* **Recorded information**:
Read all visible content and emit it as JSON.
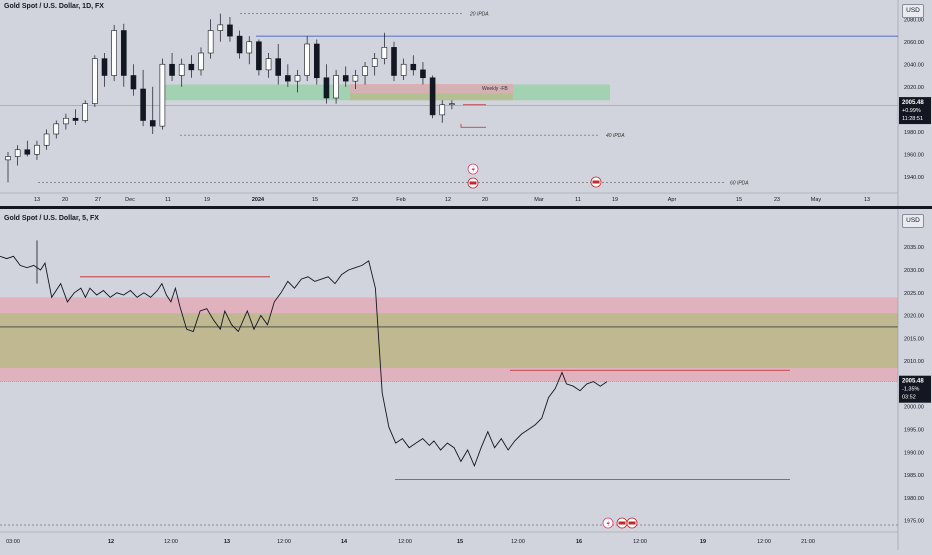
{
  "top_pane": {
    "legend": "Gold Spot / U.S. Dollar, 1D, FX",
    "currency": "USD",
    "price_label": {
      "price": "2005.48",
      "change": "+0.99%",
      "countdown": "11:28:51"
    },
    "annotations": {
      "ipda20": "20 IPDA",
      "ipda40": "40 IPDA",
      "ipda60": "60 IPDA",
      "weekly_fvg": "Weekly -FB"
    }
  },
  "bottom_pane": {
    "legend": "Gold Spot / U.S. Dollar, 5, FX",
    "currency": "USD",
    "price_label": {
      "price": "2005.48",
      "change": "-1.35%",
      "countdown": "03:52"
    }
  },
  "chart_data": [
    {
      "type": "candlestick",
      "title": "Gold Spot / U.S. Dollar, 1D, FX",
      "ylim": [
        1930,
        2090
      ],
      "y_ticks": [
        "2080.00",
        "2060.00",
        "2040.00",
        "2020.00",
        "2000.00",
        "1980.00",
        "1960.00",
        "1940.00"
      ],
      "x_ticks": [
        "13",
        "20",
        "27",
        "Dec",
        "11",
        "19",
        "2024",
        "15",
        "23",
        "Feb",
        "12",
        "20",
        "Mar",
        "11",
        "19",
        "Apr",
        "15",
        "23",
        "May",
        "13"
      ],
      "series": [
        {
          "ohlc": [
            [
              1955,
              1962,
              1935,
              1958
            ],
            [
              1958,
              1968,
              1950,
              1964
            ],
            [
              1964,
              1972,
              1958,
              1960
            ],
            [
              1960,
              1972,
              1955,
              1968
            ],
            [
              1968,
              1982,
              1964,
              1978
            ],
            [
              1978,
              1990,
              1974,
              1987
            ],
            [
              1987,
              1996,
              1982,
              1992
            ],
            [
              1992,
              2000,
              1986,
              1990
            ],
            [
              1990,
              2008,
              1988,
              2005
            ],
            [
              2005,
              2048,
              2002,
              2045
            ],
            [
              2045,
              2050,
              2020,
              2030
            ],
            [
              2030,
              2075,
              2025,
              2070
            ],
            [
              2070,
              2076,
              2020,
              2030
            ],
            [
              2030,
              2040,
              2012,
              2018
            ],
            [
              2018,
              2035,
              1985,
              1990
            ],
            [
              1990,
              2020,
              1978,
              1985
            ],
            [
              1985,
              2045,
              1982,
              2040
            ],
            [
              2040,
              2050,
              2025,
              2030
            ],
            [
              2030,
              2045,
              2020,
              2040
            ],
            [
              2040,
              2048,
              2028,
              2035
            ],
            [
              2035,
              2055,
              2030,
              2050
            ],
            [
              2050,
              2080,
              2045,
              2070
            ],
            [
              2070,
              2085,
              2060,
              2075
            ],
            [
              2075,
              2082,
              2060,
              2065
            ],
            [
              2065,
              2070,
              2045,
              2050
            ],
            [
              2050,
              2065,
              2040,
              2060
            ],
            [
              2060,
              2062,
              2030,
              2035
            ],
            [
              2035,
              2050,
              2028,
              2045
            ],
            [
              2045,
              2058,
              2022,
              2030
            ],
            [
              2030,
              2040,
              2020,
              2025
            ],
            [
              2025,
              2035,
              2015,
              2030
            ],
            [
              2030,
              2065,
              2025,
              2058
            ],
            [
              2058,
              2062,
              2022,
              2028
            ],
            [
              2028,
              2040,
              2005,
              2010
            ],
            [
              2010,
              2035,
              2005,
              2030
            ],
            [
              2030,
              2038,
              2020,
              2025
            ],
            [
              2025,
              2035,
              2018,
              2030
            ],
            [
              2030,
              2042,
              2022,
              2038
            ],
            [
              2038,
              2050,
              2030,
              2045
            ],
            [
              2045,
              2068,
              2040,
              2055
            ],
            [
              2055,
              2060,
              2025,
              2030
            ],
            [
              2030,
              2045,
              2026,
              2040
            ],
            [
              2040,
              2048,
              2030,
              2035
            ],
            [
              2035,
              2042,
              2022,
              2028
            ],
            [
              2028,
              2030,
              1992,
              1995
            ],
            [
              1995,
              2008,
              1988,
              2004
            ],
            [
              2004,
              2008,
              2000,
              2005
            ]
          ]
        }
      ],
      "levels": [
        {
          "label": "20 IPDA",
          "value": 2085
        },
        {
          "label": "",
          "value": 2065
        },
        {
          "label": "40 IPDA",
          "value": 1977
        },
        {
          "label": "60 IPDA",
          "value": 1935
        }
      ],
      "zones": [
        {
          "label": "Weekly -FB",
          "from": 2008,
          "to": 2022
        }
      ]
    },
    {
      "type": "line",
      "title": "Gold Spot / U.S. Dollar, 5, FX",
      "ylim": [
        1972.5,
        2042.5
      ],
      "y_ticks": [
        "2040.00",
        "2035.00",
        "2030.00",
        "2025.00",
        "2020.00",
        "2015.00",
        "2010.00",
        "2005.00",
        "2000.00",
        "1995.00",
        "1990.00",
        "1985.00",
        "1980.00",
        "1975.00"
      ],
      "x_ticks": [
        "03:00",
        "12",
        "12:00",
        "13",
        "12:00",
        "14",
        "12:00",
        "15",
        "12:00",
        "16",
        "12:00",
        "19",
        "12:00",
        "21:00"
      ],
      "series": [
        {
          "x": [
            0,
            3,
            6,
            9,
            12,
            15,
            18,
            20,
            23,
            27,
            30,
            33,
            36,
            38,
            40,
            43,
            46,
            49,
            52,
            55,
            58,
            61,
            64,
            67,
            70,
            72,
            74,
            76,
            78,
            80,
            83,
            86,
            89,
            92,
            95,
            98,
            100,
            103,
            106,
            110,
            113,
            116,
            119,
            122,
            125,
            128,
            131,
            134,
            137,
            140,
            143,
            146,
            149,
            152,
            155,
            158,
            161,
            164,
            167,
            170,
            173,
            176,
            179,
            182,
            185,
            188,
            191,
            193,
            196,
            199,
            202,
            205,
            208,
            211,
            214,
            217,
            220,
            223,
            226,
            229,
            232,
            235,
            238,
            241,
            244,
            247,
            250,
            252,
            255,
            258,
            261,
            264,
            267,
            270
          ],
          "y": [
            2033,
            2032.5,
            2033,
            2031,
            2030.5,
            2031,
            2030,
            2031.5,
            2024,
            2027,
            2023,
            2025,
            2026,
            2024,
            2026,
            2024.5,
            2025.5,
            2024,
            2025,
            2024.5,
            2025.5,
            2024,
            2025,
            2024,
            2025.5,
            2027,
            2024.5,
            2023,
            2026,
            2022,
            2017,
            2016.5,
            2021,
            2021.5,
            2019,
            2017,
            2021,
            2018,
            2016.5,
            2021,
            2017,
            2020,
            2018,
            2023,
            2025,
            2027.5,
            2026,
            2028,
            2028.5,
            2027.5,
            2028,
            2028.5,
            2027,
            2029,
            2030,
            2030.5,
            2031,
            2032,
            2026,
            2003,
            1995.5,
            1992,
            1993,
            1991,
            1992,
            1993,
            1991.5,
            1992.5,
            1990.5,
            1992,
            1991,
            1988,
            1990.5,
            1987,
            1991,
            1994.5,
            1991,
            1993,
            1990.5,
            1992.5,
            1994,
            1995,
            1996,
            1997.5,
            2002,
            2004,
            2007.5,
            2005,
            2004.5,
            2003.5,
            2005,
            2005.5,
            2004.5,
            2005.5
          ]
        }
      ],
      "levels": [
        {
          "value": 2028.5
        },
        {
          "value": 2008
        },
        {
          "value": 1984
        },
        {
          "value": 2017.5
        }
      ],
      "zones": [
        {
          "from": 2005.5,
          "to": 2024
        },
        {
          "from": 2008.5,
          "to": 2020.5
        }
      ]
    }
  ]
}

* **Exercise task**: Determine the number of lines in the records that include the string "Spot", and respond with that number only.

* **Answer to this task**: 4